◆ Dataset excerpts
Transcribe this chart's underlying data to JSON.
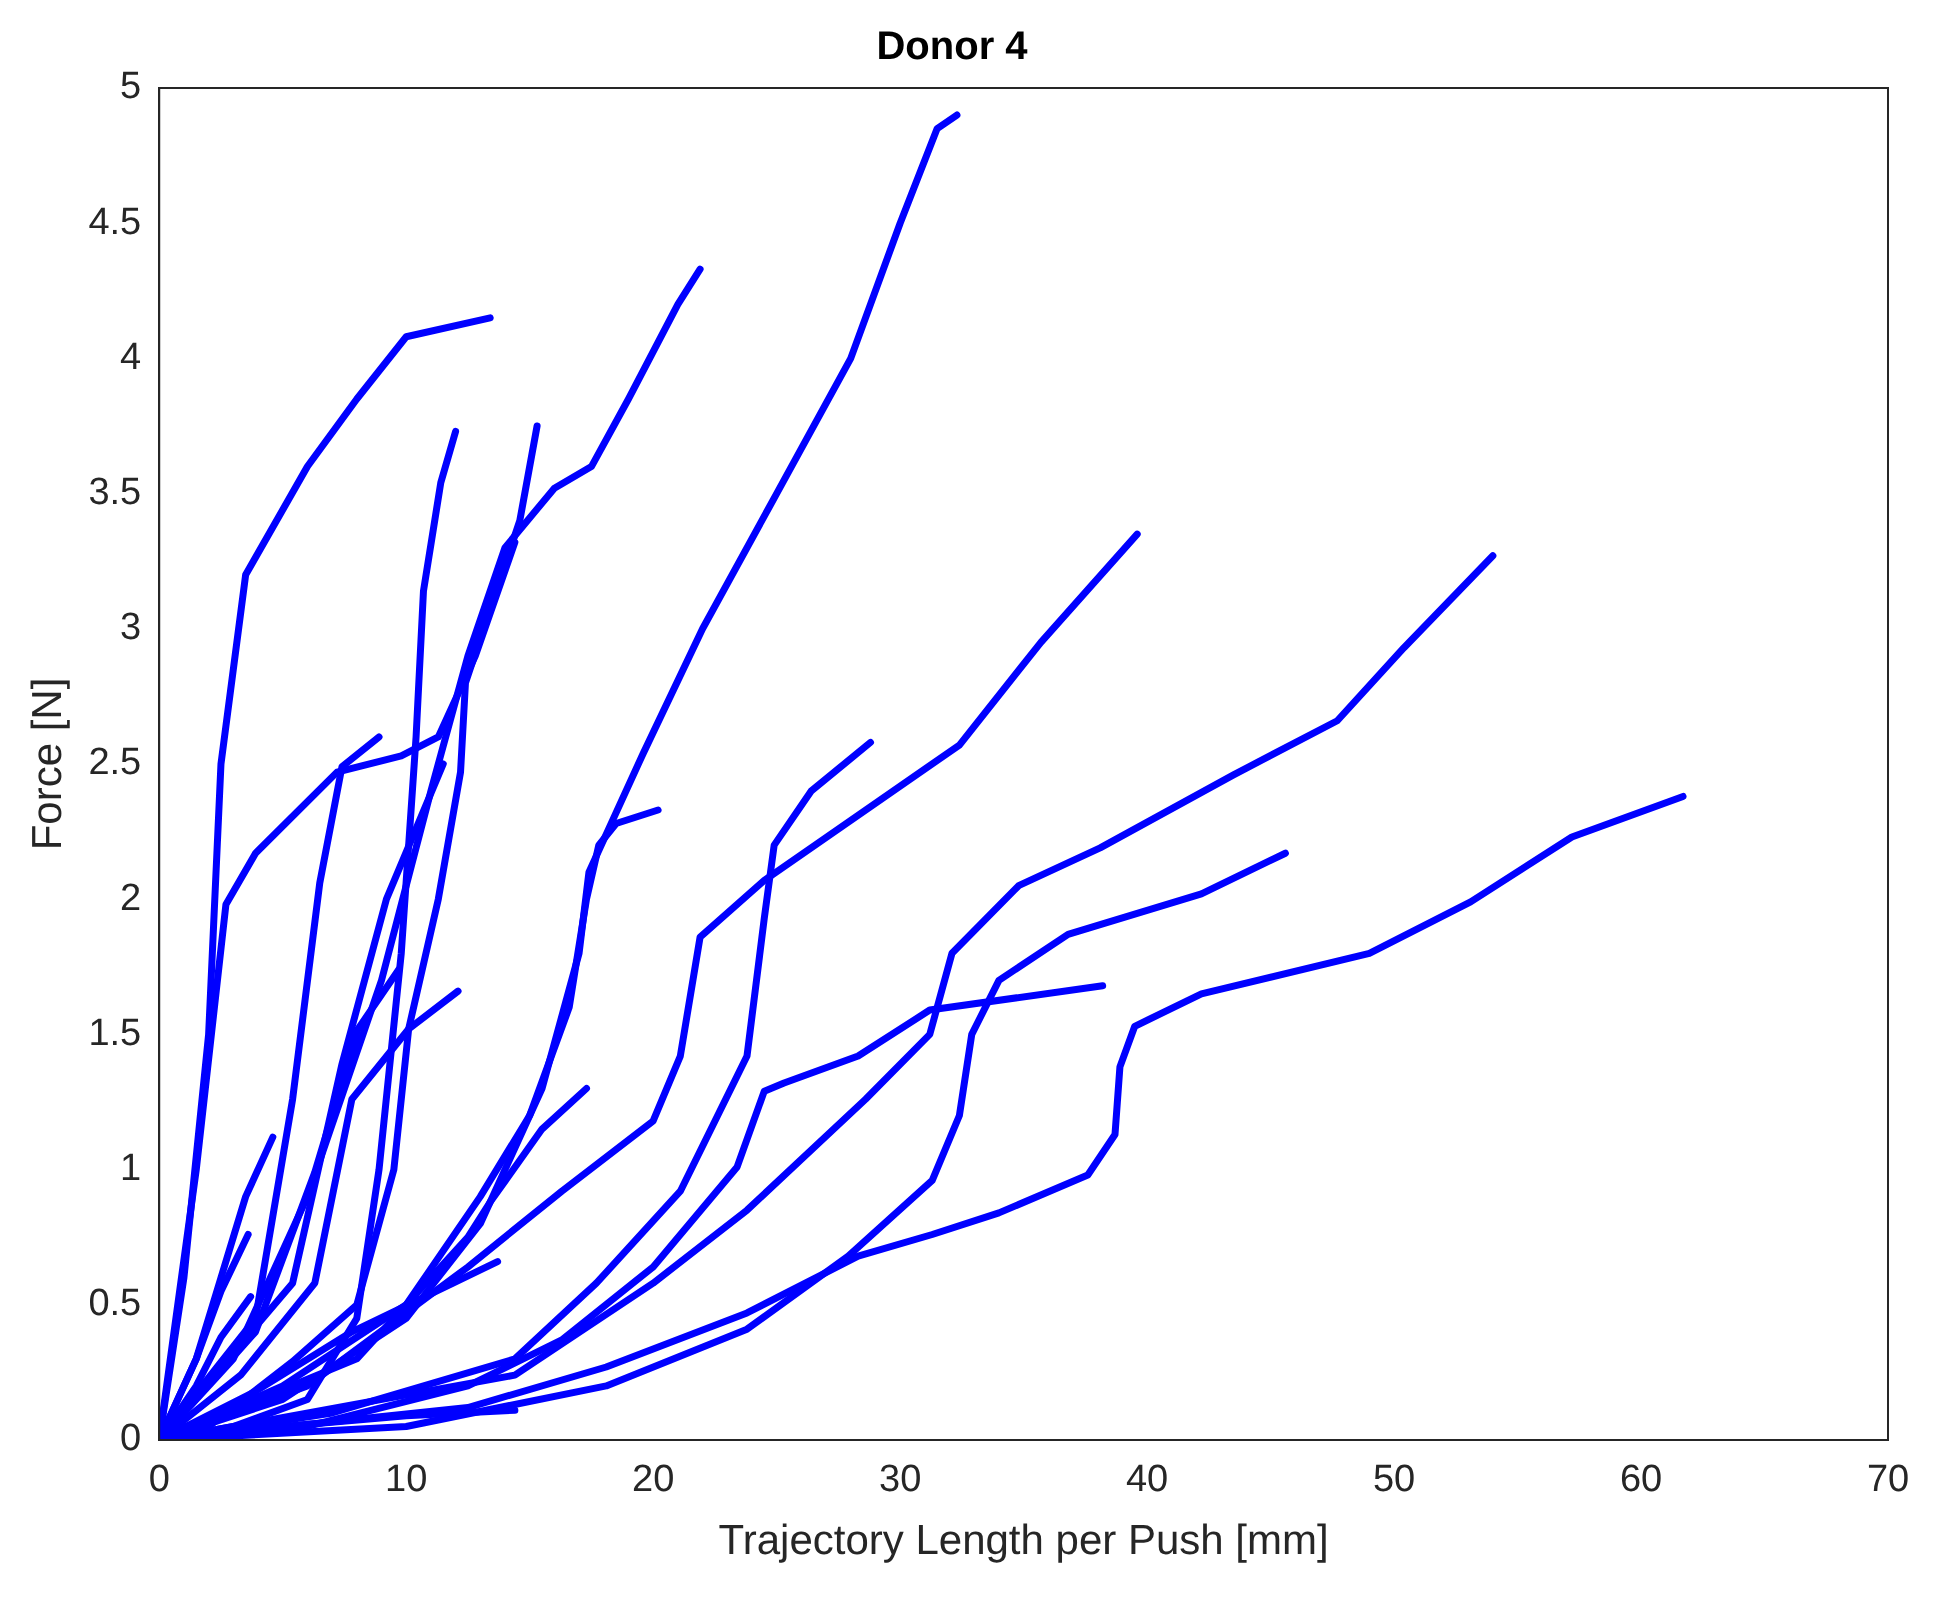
{
  "chart_data": {
    "type": "line",
    "title": "Donor 4",
    "xlabel": "Trajectory Length per Push [mm]",
    "ylabel": "Force [N]",
    "xlim": [
      0,
      70
    ],
    "ylim": [
      0,
      5
    ],
    "xticks": [
      0,
      10,
      20,
      30,
      40,
      50,
      60,
      70
    ],
    "yticks": [
      0,
      0.5,
      1,
      1.5,
      2,
      2.5,
      3,
      3.5,
      4,
      4.5,
      5
    ],
    "grid": false,
    "legend": false,
    "series": [
      {
        "color": "#0000ff",
        "x": [
          0,
          1,
          2,
          2.5,
          3.5,
          6,
          8,
          10,
          13.4
        ],
        "values": [
          0,
          0.6,
          1.5,
          2.5,
          3.2,
          3.6,
          3.85,
          4.08,
          4.15
        ]
      },
      {
        "color": "#0000ff",
        "x": [
          0,
          5,
          10,
          13,
          15.5,
          17,
          17.4,
          19.6,
          22,
          25,
          28,
          30,
          31.5,
          32.3
        ],
        "values": [
          0,
          0.15,
          0.45,
          0.8,
          1.3,
          1.8,
          2.1,
          2.54,
          3,
          3.5,
          4,
          4.5,
          4.85,
          4.9
        ]
      },
      {
        "color": "#0000ff",
        "x": [
          0,
          3,
          6,
          9,
          11,
          12.5,
          14,
          16,
          17.5,
          19,
          21,
          21.9
        ],
        "values": [
          0,
          0.3,
          0.9,
          1.7,
          2.4,
          2.9,
          3.3,
          3.52,
          3.6,
          3.85,
          4.2,
          4.33
        ]
      },
      {
        "color": "#0000ff",
        "x": [
          0,
          3,
          6,
          8,
          8.9,
          9.8,
          10.4,
          10.7,
          11.4,
          12
        ],
        "values": [
          0,
          0.05,
          0.15,
          0.45,
          1,
          1.8,
          2.6,
          3.14,
          3.54,
          3.73
        ]
      },
      {
        "color": "#0000ff",
        "x": [
          0,
          2,
          5.4,
          8,
          9.5,
          10.1,
          11.3,
          12.2,
          12.4,
          13.5,
          14.6,
          15.3
        ],
        "values": [
          0,
          0.05,
          0.29,
          0.5,
          1,
          1.52,
          2,
          2.47,
          2.8,
          3.1,
          3.4,
          3.75
        ]
      },
      {
        "color": "#0000ff",
        "x": [
          0,
          1.5,
          2.7,
          3.9,
          7.2,
          9.8,
          11.3,
          12.8,
          14.4
        ],
        "values": [
          0,
          1,
          1.98,
          2.17,
          2.47,
          2.53,
          2.6,
          2.9,
          3.32
        ]
      },
      {
        "color": "#0000ff",
        "x": [
          0,
          3.9,
          5.4,
          6.5,
          7.4,
          8.9
        ],
        "values": [
          0,
          0.45,
          1.26,
          2.06,
          2.49,
          2.6
        ]
      },
      {
        "color": "#0000ff",
        "x": [
          0,
          5.4,
          7.4,
          9.2,
          11.5
        ],
        "values": [
          0,
          0.58,
          1.39,
          2,
          2.5
        ]
      },
      {
        "color": "#0000ff",
        "x": [
          0,
          3.9,
          6.3,
          8.05,
          9.7
        ],
        "values": [
          0,
          0.4,
          0.99,
          1.52,
          1.74
        ]
      },
      {
        "color": "#0000ff",
        "x": [
          0,
          3.3,
          6.3,
          7.8,
          10.1,
          12.1
        ],
        "values": [
          0,
          0.24,
          0.58,
          1.26,
          1.52,
          1.66
        ]
      },
      {
        "color": "#0000ff",
        "x": [
          0,
          1.5,
          2.5,
          3.5,
          4.6
        ],
        "values": [
          0,
          0.3,
          0.6,
          0.9,
          1.12
        ]
      },
      {
        "color": "#0000ff",
        "x": [
          0,
          1.5,
          2.5,
          3.6
        ],
        "values": [
          0,
          0.3,
          0.55,
          0.76
        ]
      },
      {
        "color": "#0000ff",
        "x": [
          0,
          1.5,
          2.5,
          3.7
        ],
        "values": [
          0,
          0.2,
          0.38,
          0.53
        ]
      },
      {
        "color": "#0000ff",
        "x": [
          0,
          4,
          8,
          12.5,
          13.4,
          15.5,
          17.3
        ],
        "values": [
          0,
          0.15,
          0.3,
          0.75,
          0.88,
          1.15,
          1.3
        ]
      },
      {
        "color": "#0000ff",
        "x": [
          0,
          3.9,
          7.8,
          11.9,
          13.7
        ],
        "values": [
          0,
          0.18,
          0.4,
          0.58,
          0.66
        ]
      },
      {
        "color": "#0000ff",
        "x": [
          0,
          5,
          10,
          14.4
        ],
        "values": [
          0,
          0.05,
          0.09,
          0.11
        ]
      },
      {
        "color": "#0000ff",
        "x": [
          0,
          5,
          10,
          13,
          15,
          16.6,
          17.3,
          17.8,
          18.5,
          20.2
        ],
        "values": [
          0,
          0.2,
          0.5,
          0.9,
          1.2,
          1.6,
          2,
          2.2,
          2.28,
          2.33
        ]
      },
      {
        "color": "#0000ff",
        "x": [
          0,
          7,
          14.4,
          17.7,
          21.1,
          23.8,
          24.5,
          24.9,
          26.4,
          28.8
        ],
        "values": [
          0,
          0.1,
          0.3,
          0.58,
          0.92,
          1.42,
          1.93,
          2.2,
          2.4,
          2.58
        ]
      },
      {
        "color": "#0000ff",
        "x": [
          0,
          6,
          12.5,
          16.3,
          20,
          21.1,
          21.9,
          24.5,
          32.4,
          35.7,
          39.6
        ],
        "values": [
          0,
          0.2,
          0.64,
          0.92,
          1.18,
          1.42,
          1.86,
          2.07,
          2.57,
          2.95,
          3.35
        ]
      },
      {
        "color": "#0000ff",
        "x": [
          0,
          6,
          12.5,
          16.3,
          20,
          23.4,
          24.5,
          25.3,
          28.3,
          31.2,
          38.2
        ],
        "values": [
          0,
          0.05,
          0.2,
          0.37,
          0.64,
          1.01,
          1.29,
          1.32,
          1.42,
          1.59,
          1.68
        ]
      },
      {
        "color": "#0000ff",
        "x": [
          0,
          10,
          18.1,
          23.8,
          27.9,
          31.3,
          32.4,
          32.9,
          34,
          36.8,
          42.2,
          45.6
        ],
        "values": [
          0,
          0.05,
          0.2,
          0.41,
          0.68,
          0.96,
          1.2,
          1.5,
          1.7,
          1.87,
          2.02,
          2.17
        ]
      },
      {
        "color": "#0000ff",
        "x": [
          0,
          14.4,
          20,
          23.8,
          28.6,
          31.2,
          31.5,
          32.1,
          34.8,
          38.1,
          43.5,
          47.7,
          50.4,
          54
        ],
        "values": [
          0,
          0.24,
          0.58,
          0.85,
          1.26,
          1.5,
          1.6,
          1.8,
          2.05,
          2.19,
          2.46,
          2.66,
          2.93,
          3.27
        ]
      },
      {
        "color": "#0000ff",
        "x": [
          0,
          12.5,
          18.1,
          23.8,
          28.3,
          31.3,
          34,
          37.6,
          38.7,
          38.9,
          39.5,
          42.2,
          49,
          53.1,
          57.2,
          61.7
        ],
        "values": [
          0,
          0.12,
          0.27,
          0.47,
          0.68,
          0.76,
          0.84,
          0.98,
          1.13,
          1.38,
          1.53,
          1.65,
          1.8,
          1.99,
          2.23,
          2.38
        ]
      }
    ]
  }
}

◆ Task to complete
Write out the material above once more, exactly as it reads, with no pictures.

◆ Exercise result
Transcribe this chart's underlying data to JSON.
{
  "chart_data": {
    "type": "line",
    "title": "Donor 4",
    "xlabel": "Trajectory Length per Push [mm]",
    "ylabel": "Force [N]",
    "xlim": [
      0,
      70
    ],
    "ylim": [
      0,
      5
    ],
    "xticks": [
      0,
      10,
      20,
      30,
      40,
      50,
      60,
      70
    ],
    "yticks": [
      0,
      0.5,
      1,
      1.5,
      2,
      2.5,
      3,
      3.5,
      4,
      4.5,
      5
    ],
    "grid": false,
    "legend": false,
    "series": [
      {
        "color": "#0000ff",
        "x": [
          0,
          1,
          2,
          2.5,
          3.5,
          6,
          8,
          10,
          13.4
        ],
        "values": [
          0,
          0.6,
          1.5,
          2.5,
          3.2,
          3.6,
          3.85,
          4.08,
          4.15
        ]
      },
      {
        "color": "#0000ff",
        "x": [
          0,
          5,
          10,
          13,
          15.5,
          17,
          17.4,
          19.6,
          22,
          25,
          28,
          30,
          31.5,
          32.3
        ],
        "values": [
          0,
          0.15,
          0.45,
          0.8,
          1.3,
          1.8,
          2.1,
          2.54,
          3,
          3.5,
          4,
          4.5,
          4.85,
          4.9
        ]
      },
      {
        "color": "#0000ff",
        "x": [
          0,
          3,
          6,
          9,
          11,
          12.5,
          14,
          16,
          17.5,
          19,
          21,
          21.9
        ],
        "values": [
          0,
          0.3,
          0.9,
          1.7,
          2.4,
          2.9,
          3.3,
          3.52,
          3.6,
          3.85,
          4.2,
          4.33
        ]
      },
      {
        "color": "#0000ff",
        "x": [
          0,
          3,
          6,
          8,
          8.9,
          9.8,
          10.4,
          10.7,
          11.4,
          12
        ],
        "values": [
          0,
          0.05,
          0.15,
          0.45,
          1,
          1.8,
          2.6,
          3.14,
          3.54,
          3.73
        ]
      },
      {
        "color": "#0000ff",
        "x": [
          0,
          2,
          5.4,
          8,
          9.5,
          10.1,
          11.3,
          12.2,
          12.4,
          13.5,
          14.6,
          15.3
        ],
        "values": [
          0,
          0.05,
          0.29,
          0.5,
          1,
          1.52,
          2,
          2.47,
          2.8,
          3.1,
          3.4,
          3.75
        ]
      },
      {
        "color": "#0000ff",
        "x": [
          0,
          1.5,
          2.7,
          3.9,
          7.2,
          9.8,
          11.3,
          12.8,
          14.4
        ],
        "values": [
          0,
          1,
          1.98,
          2.17,
          2.47,
          2.53,
          2.6,
          2.9,
          3.32
        ]
      },
      {
        "color": "#0000ff",
        "x": [
          0,
          3.9,
          5.4,
          6.5,
          7.4,
          8.9
        ],
        "values": [
          0,
          0.45,
          1.26,
          2.06,
          2.49,
          2.6
        ]
      },
      {
        "color": "#0000ff",
        "x": [
          0,
          5.4,
          7.4,
          9.2,
          11.5
        ],
        "values": [
          0,
          0.58,
          1.39,
          2,
          2.5
        ]
      },
      {
        "color": "#0000ff",
        "x": [
          0,
          3.9,
          6.3,
          8.05,
          9.7
        ],
        "values": [
          0,
          0.4,
          0.99,
          1.52,
          1.74
        ]
      },
      {
        "color": "#0000ff",
        "x": [
          0,
          3.3,
          6.3,
          7.8,
          10.1,
          12.1
        ],
        "values": [
          0,
          0.24,
          0.58,
          1.26,
          1.52,
          1.66
        ]
      },
      {
        "color": "#0000ff",
        "x": [
          0,
          1.5,
          2.5,
          3.5,
          4.6
        ],
        "values": [
          0,
          0.3,
          0.6,
          0.9,
          1.12
        ]
      },
      {
        "color": "#0000ff",
        "x": [
          0,
          1.5,
          2.5,
          3.6
        ],
        "values": [
          0,
          0.3,
          0.55,
          0.76
        ]
      },
      {
        "color": "#0000ff",
        "x": [
          0,
          1.5,
          2.5,
          3.7
        ],
        "values": [
          0,
          0.2,
          0.38,
          0.53
        ]
      },
      {
        "color": "#0000ff",
        "x": [
          0,
          4,
          8,
          12.5,
          13.4,
          15.5,
          17.3
        ],
        "values": [
          0,
          0.15,
          0.3,
          0.75,
          0.88,
          1.15,
          1.3
        ]
      },
      {
        "color": "#0000ff",
        "x": [
          0,
          3.9,
          7.8,
          11.9,
          13.7
        ],
        "values": [
          0,
          0.18,
          0.4,
          0.58,
          0.66
        ]
      },
      {
        "color": "#0000ff",
        "x": [
          0,
          5,
          10,
          14.4
        ],
        "values": [
          0,
          0.05,
          0.09,
          0.11
        ]
      },
      {
        "color": "#0000ff",
        "x": [
          0,
          5,
          10,
          13,
          15,
          16.6,
          17.3,
          17.8,
          18.5,
          20.2
        ],
        "values": [
          0,
          0.2,
          0.5,
          0.9,
          1.2,
          1.6,
          2,
          2.2,
          2.28,
          2.33
        ]
      },
      {
        "color": "#0000ff",
        "x": [
          0,
          7,
          14.4,
          17.7,
          21.1,
          23.8,
          24.5,
          24.9,
          26.4,
          28.8
        ],
        "values": [
          0,
          0.1,
          0.3,
          0.58,
          0.92,
          1.42,
          1.93,
          2.2,
          2.4,
          2.58
        ]
      },
      {
        "color": "#0000ff",
        "x": [
          0,
          6,
          12.5,
          16.3,
          20,
          21.1,
          21.9,
          24.5,
          32.4,
          35.7,
          39.6
        ],
        "values": [
          0,
          0.2,
          0.64,
          0.92,
          1.18,
          1.42,
          1.86,
          2.07,
          2.57,
          2.95,
          3.35
        ]
      },
      {
        "color": "#0000ff",
        "x": [
          0,
          6,
          12.5,
          16.3,
          20,
          23.4,
          24.5,
          25.3,
          28.3,
          31.2,
          38.2
        ],
        "values": [
          0,
          0.05,
          0.2,
          0.37,
          0.64,
          1.01,
          1.29,
          1.32,
          1.42,
          1.59,
          1.68
        ]
      },
      {
        "color": "#0000ff",
        "x": [
          0,
          10,
          18.1,
          23.8,
          27.9,
          31.3,
          32.4,
          32.9,
          34,
          36.8,
          42.2,
          45.6
        ],
        "values": [
          0,
          0.05,
          0.2,
          0.41,
          0.68,
          0.96,
          1.2,
          1.5,
          1.7,
          1.87,
          2.02,
          2.17
        ]
      },
      {
        "color": "#0000ff",
        "x": [
          0,
          14.4,
          20,
          23.8,
          28.6,
          31.2,
          31.5,
          32.1,
          34.8,
          38.1,
          43.5,
          47.7,
          50.4,
          54
        ],
        "values": [
          0,
          0.24,
          0.58,
          0.85,
          1.26,
          1.5,
          1.6,
          1.8,
          2.05,
          2.19,
          2.46,
          2.66,
          2.93,
          3.27
        ]
      },
      {
        "color": "#0000ff",
        "x": [
          0,
          12.5,
          18.1,
          23.8,
          28.3,
          31.3,
          34,
          37.6,
          38.7,
          38.9,
          39.5,
          42.2,
          49,
          53.1,
          57.2,
          61.7
        ],
        "values": [
          0,
          0.12,
          0.27,
          0.47,
          0.68,
          0.76,
          0.84,
          0.98,
          1.13,
          1.38,
          1.53,
          1.65,
          1.8,
          1.99,
          2.23,
          2.38
        ]
      }
    ]
  }
}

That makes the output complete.